[START Records for this exercise]

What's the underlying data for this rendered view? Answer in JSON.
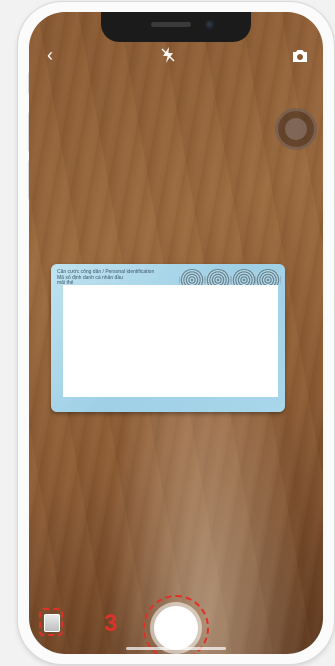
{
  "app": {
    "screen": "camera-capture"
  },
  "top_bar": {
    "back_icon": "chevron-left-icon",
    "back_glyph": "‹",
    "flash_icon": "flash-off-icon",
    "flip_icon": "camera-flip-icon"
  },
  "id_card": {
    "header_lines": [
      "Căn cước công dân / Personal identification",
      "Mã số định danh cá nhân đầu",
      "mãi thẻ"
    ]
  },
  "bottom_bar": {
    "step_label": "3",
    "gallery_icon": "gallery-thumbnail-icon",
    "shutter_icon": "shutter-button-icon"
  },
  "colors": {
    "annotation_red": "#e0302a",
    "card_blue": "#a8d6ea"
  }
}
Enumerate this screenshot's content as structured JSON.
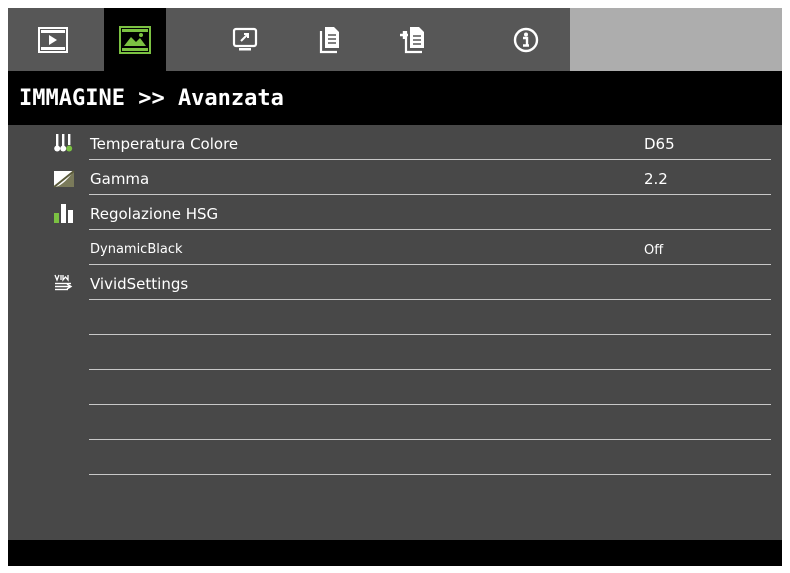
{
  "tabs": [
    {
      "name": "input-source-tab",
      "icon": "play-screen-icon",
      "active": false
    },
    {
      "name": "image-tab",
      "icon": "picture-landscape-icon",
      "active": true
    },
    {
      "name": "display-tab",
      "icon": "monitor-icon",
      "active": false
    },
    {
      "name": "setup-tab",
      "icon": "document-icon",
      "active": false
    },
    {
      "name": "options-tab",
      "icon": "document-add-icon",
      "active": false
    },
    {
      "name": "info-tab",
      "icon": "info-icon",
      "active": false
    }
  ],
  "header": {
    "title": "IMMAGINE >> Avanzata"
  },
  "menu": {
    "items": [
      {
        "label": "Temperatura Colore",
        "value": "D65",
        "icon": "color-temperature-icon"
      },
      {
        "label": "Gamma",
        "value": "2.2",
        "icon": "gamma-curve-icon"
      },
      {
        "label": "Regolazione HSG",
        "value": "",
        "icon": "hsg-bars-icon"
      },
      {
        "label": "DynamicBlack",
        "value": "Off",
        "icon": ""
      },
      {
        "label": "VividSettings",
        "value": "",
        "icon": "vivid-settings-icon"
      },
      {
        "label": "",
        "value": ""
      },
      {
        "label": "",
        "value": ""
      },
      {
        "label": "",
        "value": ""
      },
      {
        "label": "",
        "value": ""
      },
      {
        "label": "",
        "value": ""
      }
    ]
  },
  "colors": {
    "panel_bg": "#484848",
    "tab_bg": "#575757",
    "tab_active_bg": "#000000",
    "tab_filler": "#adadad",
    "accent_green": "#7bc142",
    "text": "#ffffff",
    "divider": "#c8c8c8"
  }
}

[END Records for this exercise]

Short problem
Images in the records should not be copied. Repeat all the rest exactly.

Exercise solution
What's the underlying data for this rendered view? Answer in JSON.
{
  "app": {
    "screen": "camera-capture"
  },
  "top_bar": {
    "back_icon": "chevron-left-icon",
    "back_glyph": "‹",
    "flash_icon": "flash-off-icon",
    "flip_icon": "camera-flip-icon"
  },
  "id_card": {
    "header_lines": [
      "Căn cước công dân / Personal identification",
      "Mã số định danh cá nhân đầu",
      "mãi thẻ"
    ]
  },
  "bottom_bar": {
    "step_label": "3",
    "gallery_icon": "gallery-thumbnail-icon",
    "shutter_icon": "shutter-button-icon"
  },
  "colors": {
    "annotation_red": "#e0302a",
    "card_blue": "#a8d6ea"
  }
}
Enumerate this screenshot's content as structured JSON.
{
  "tabs": [
    {
      "name": "input-source-tab",
      "icon": "play-screen-icon",
      "active": false
    },
    {
      "name": "image-tab",
      "icon": "picture-landscape-icon",
      "active": true
    },
    {
      "name": "display-tab",
      "icon": "monitor-icon",
      "active": false
    },
    {
      "name": "setup-tab",
      "icon": "document-icon",
      "active": false
    },
    {
      "name": "options-tab",
      "icon": "document-add-icon",
      "active": false
    },
    {
      "name": "info-tab",
      "icon": "info-icon",
      "active": false
    }
  ],
  "header": {
    "title": "IMMAGINE >> Avanzata"
  },
  "menu": {
    "items": [
      {
        "label": "Temperatura Colore",
        "value": "D65",
        "icon": "color-temperature-icon"
      },
      {
        "label": "Gamma",
        "value": "2.2",
        "icon": "gamma-curve-icon"
      },
      {
        "label": "Regolazione HSG",
        "value": "",
        "icon": "hsg-bars-icon"
      },
      {
        "label": "DynamicBlack",
        "value": "Off",
        "icon": ""
      },
      {
        "label": "VividSettings",
        "value": "",
        "icon": "vivid-settings-icon"
      },
      {
        "label": "",
        "value": ""
      },
      {
        "label": "",
        "value": ""
      },
      {
        "label": "",
        "value": ""
      },
      {
        "label": "",
        "value": ""
      },
      {
        "label": "",
        "value": ""
      }
    ]
  },
  "colors": {
    "panel_bg": "#484848",
    "tab_bg": "#575757",
    "tab_active_bg": "#000000",
    "tab_filler": "#adadad",
    "accent_green": "#7bc142",
    "text": "#ffffff",
    "divider": "#c8c8c8"
  }
}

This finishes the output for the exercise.